### WHAT THIS TASK INVOLVES
Render every line of the records below as a Markdown table with the columns "Row" and "Record line", skipping blank lines. Omit the pictures from the table.

Entries of boxed elements:
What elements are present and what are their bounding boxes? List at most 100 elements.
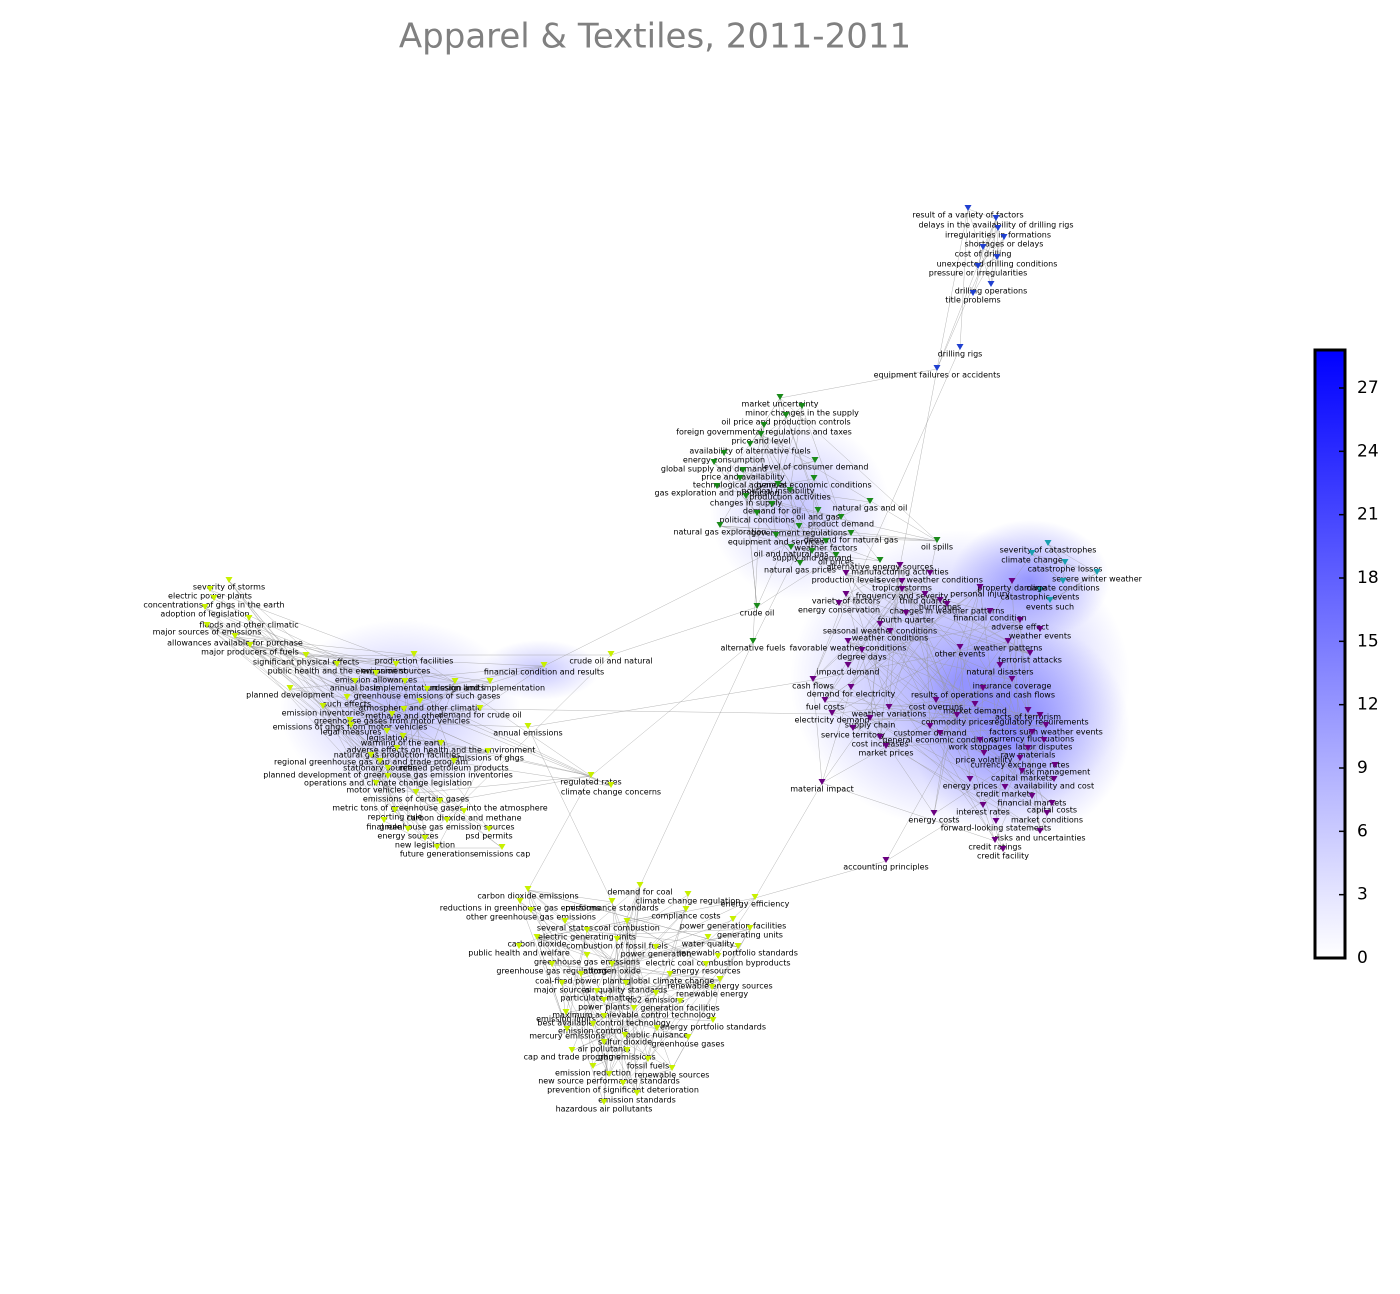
edge <box>1011 553 1033 583</box>
node <box>704 934 712 940</box>
edge <box>354 681 612 787</box>
node-label: implementation <box>373 684 436 693</box>
edge <box>543 501 871 667</box>
node-label: changes in supply <box>710 499 783 508</box>
edge <box>249 645 491 683</box>
edge <box>831 700 937 715</box>
node-label: weather factors <box>795 544 858 553</box>
edge <box>1019 620 1029 750</box>
node-label: legal measures <box>321 728 382 737</box>
node-label: global climate change <box>626 977 715 986</box>
node-label: emissions cap <box>474 850 531 859</box>
node <box>343 694 351 700</box>
node <box>400 706 408 712</box>
edge <box>811 510 819 553</box>
node <box>383 728 391 734</box>
edge <box>852 679 1013 730</box>
node-label: energy costs <box>908 816 959 825</box>
node <box>736 475 744 481</box>
tick-label: 6 <box>1357 821 1368 841</box>
node-label: ghg emissions <box>598 1053 655 1062</box>
edge <box>742 470 827 543</box>
edge <box>234 636 356 683</box>
edge <box>586 930 739 948</box>
node-label: cost increases <box>851 740 908 749</box>
node-label: coal combustion <box>594 924 660 933</box>
node <box>1044 540 1052 546</box>
node <box>746 441 754 447</box>
node <box>808 548 816 554</box>
node-label: weather patterns <box>974 644 1043 653</box>
node <box>246 642 254 648</box>
node-label: emission limits <box>536 1015 596 1024</box>
node <box>372 780 380 786</box>
edge <box>888 707 985 755</box>
node-label: particulate matter <box>560 994 634 1003</box>
edge <box>777 415 787 486</box>
edge <box>831 631 891 715</box>
node <box>421 835 429 841</box>
edge <box>775 533 852 537</box>
edge <box>603 993 657 1044</box>
edge <box>889 631 941 735</box>
node-label: cost of drilling <box>955 250 1012 259</box>
node <box>524 723 532 729</box>
edge <box>812 679 1041 833</box>
node <box>1018 768 1026 774</box>
node-label: sulfur dioxide <box>598 1038 652 1047</box>
node <box>753 510 761 516</box>
edge <box>889 565 901 633</box>
node-label: generation facilities <box>640 1004 719 1013</box>
node-label: regional greenhouse gas cap and trade pr… <box>274 758 468 767</box>
edge <box>206 625 393 716</box>
node <box>787 544 795 550</box>
edge <box>611 901 673 1070</box>
edge <box>394 775 592 812</box>
node <box>866 715 874 721</box>
node <box>476 705 484 711</box>
node <box>1040 737 1048 743</box>
node <box>443 817 451 823</box>
node <box>607 782 615 788</box>
node <box>933 365 941 371</box>
node <box>708 984 716 990</box>
edge <box>850 624 881 689</box>
edge <box>453 761 612 787</box>
edge <box>779 368 938 399</box>
node-label: market prices <box>858 749 913 758</box>
node <box>1028 550 1036 556</box>
edge <box>1039 803 1053 833</box>
node-label: water quality <box>682 940 735 949</box>
node-label: currency fluctuations <box>990 735 1075 744</box>
edge <box>924 594 931 728</box>
node <box>966 776 974 782</box>
node-label: demand for crude oil <box>438 711 522 720</box>
node <box>563 1026 571 1032</box>
node <box>384 765 392 771</box>
edge <box>972 237 1005 295</box>
node <box>782 412 790 418</box>
edge <box>383 820 438 849</box>
node-label: title problems <box>945 296 1000 305</box>
node <box>876 734 884 740</box>
edge <box>995 620 1021 823</box>
node-label: electric coal combustion byproducts <box>645 959 790 968</box>
node <box>684 1034 692 1040</box>
node <box>729 916 737 922</box>
node-label: climate change regulation <box>636 897 741 906</box>
edge <box>305 655 356 683</box>
node <box>885 704 893 710</box>
edge <box>479 708 833 715</box>
node <box>1051 762 1059 768</box>
node-label: crude oil <box>740 609 775 618</box>
edges <box>204 208 1098 1104</box>
node <box>401 678 409 684</box>
edge <box>603 964 613 1104</box>
edge <box>821 746 887 784</box>
edge <box>745 490 791 498</box>
edge <box>671 946 739 1070</box>
node-label: variety of factors <box>812 597 880 606</box>
edge <box>785 415 837 557</box>
edge <box>979 688 984 742</box>
node <box>548 961 556 967</box>
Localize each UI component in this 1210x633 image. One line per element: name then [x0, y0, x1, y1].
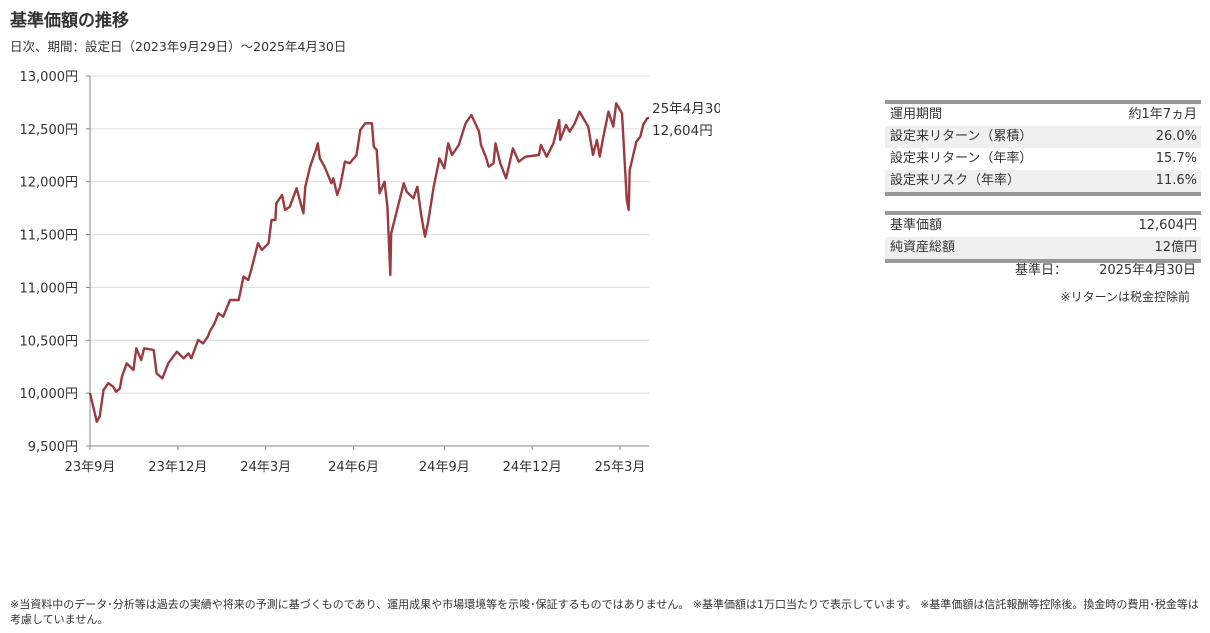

### RESPONSE
| Row | Record line |
|---|---|
| 1 | What elements are present and what are their bounding boxes? List at most 100 elements. |
| 2 | edge <box>1011 553 1033 583</box> |
| 3 | node <box>704 934 712 940</box> |
| 4 | edge <box>354 681 612 787</box> |
| 5 | node-label: implementation <box>373 684 436 693</box> |
| 6 | edge <box>543 501 871 667</box> |
| 7 | node-label: changes in supply <box>710 499 783 508</box> |
| 8 | edge <box>249 645 491 683</box> |
| 9 | edge <box>831 700 937 715</box> |
| 10 | node-label: weather factors <box>795 544 858 553</box> |
| 11 | edge <box>1019 620 1029 750</box> |
| 12 | node-label: legal measures <box>321 728 382 737</box> |
| 13 | node-label: global climate change <box>626 977 715 986</box> |
| 14 | node-label: emissions cap <box>474 850 531 859</box> |
| 15 | node <box>343 694 351 700</box> |
| 16 | node <box>400 706 408 712</box> |
| 17 | edge <box>811 510 819 553</box> |
| 18 | node <box>383 728 391 734</box> |
| 19 | edge <box>852 679 1013 730</box> |
| 20 | node-label: energy costs <box>908 816 959 825</box> |
| 21 | node <box>736 475 744 481</box> |
| 22 | tick-label: 6 <box>1357 821 1368 841</box> |
| 23 | node-label: ghg emissions <box>598 1053 655 1062</box> |
| 24 | edge <box>742 470 827 543</box> |
| 25 | edge <box>234 636 356 683</box> |
| 26 | edge <box>586 930 739 948</box> |
| 27 | node-label: cost increases <box>851 740 908 749</box> |
| 28 | node-label: coal combustion <box>594 924 660 933</box> |
| 29 | node <box>1044 540 1052 546</box> |
| 30 | node <box>746 441 754 447</box> |
| 31 | node <box>808 548 816 554</box> |
| 32 | node-label: weather patterns <box>974 644 1043 653</box> |
| 33 | node <box>246 642 254 648</box> |
| 34 | node-label: emission limits <box>536 1015 596 1024</box> |
| 35 | node <box>372 780 380 786</box> |
| 36 | edge <box>888 707 985 755</box> |
| 37 | node-label: particulate matter <box>560 994 634 1003</box> |
| 38 | edge <box>777 415 787 486</box> |
| 39 | edge <box>831 631 891 715</box> |
| 40 | node <box>421 835 429 841</box> |
| 41 | edge <box>775 533 852 537</box> |
| 42 | edge <box>603 993 657 1044</box> |
| 43 | edge <box>889 631 941 735</box> |
| 44 | node-label: cost of drilling <box>955 250 1012 259</box> |
| 45 | node <box>524 723 532 729</box> |
| 46 | edge <box>812 679 1041 833</box> |
| 47 | node <box>1018 768 1026 774</box> |
| 48 | node-label: sulfur dioxide <box>598 1038 652 1047</box> |
| 49 | node <box>753 510 761 516</box> |
| 50 | edge <box>889 565 901 633</box> |
| 51 | node-label: generation facilities <box>640 1004 719 1013</box> |
| 52 | node-label: regional greenhouse gas cap and trade pr… <box>274 758 468 767</box> |
| 53 | edge <box>206 625 393 716</box> |
| 54 | node <box>787 544 795 550</box> |
| 55 | edge <box>611 901 673 1070</box> |
| 56 | edge <box>394 775 592 812</box> |
| 57 | node <box>866 715 874 721</box> |
| 58 | node <box>476 705 484 711</box> |
| 59 | node <box>1040 737 1048 743</box> |
| 60 | node <box>443 817 451 823</box> |
| 61 | node <box>607 782 615 788</box> |
| 62 | node <box>933 365 941 371</box> |
| 63 | node <box>708 984 716 990</box> |
| 64 | edge <box>850 624 881 689</box> |
| 65 | edge <box>453 761 612 787</box> |
| 66 | edge <box>779 368 938 399</box> |
| 67 | node-label: market prices <box>858 749 913 758</box> |
| 68 | node <box>1028 550 1036 556</box> |
| 69 | edge <box>1039 803 1053 833</box> |
| 70 | node-label: water quality <box>682 940 735 949</box> |
| 71 | node-label: currency fluctuations <box>990 735 1075 744</box> |
| 72 | edge <box>924 594 931 728</box> |
| 73 | node <box>966 776 974 782</box> |
| 74 | node-label: demand for crude oil <box>438 711 522 720</box> |
| 75 | node <box>563 1026 571 1032</box> |
| 76 | node <box>384 765 392 771</box> |
| 77 | edge <box>972 237 1005 295</box> |
| 78 | node <box>782 412 790 418</box> |
| 79 | edge <box>383 820 438 849</box> |
| 80 | node-label: title problems <box>945 296 1000 305</box> |
| 81 | node <box>876 734 884 740</box> |
| 82 | edge <box>995 620 1021 823</box> |
| 83 | node-label: electric coal combustion byproducts <box>645 959 790 968</box> |
| 84 | node <box>684 1034 692 1040</box> |
| 85 | node <box>729 916 737 922</box> |
| 86 | node-label: climate change regulation <box>636 897 741 906</box> |
| 87 | edge <box>305 655 356 683</box> |
| 88 | node <box>885 704 893 710</box> |
| 89 | edge <box>479 708 833 715</box> |
| 90 | node <box>1051 762 1059 768</box> |
| 91 | node-label: crude oil <box>740 609 775 618</box> |
| 92 | edges <box>204 208 1098 1104</box> |
| 93 | node <box>401 678 409 684</box> |
| 94 | edge <box>603 964 613 1104</box> |
| 95 | edge <box>821 746 887 784</box> |
| 96 | edge <box>745 490 791 498</box> |
| 97 | edge <box>671 946 739 1070</box> |
| 98 | node-label: variety of factors <box>812 597 880 606</box> |
| 99 | edge <box>785 415 837 557</box> |
| 100 | edge <box>979 688 984 742</box> |
| 101 | node <box>548 961 556 967</box> |
| 102 | Localize each UI component in this 1210x633 image. One line per element: name then [x0, y0, x1, y1]. |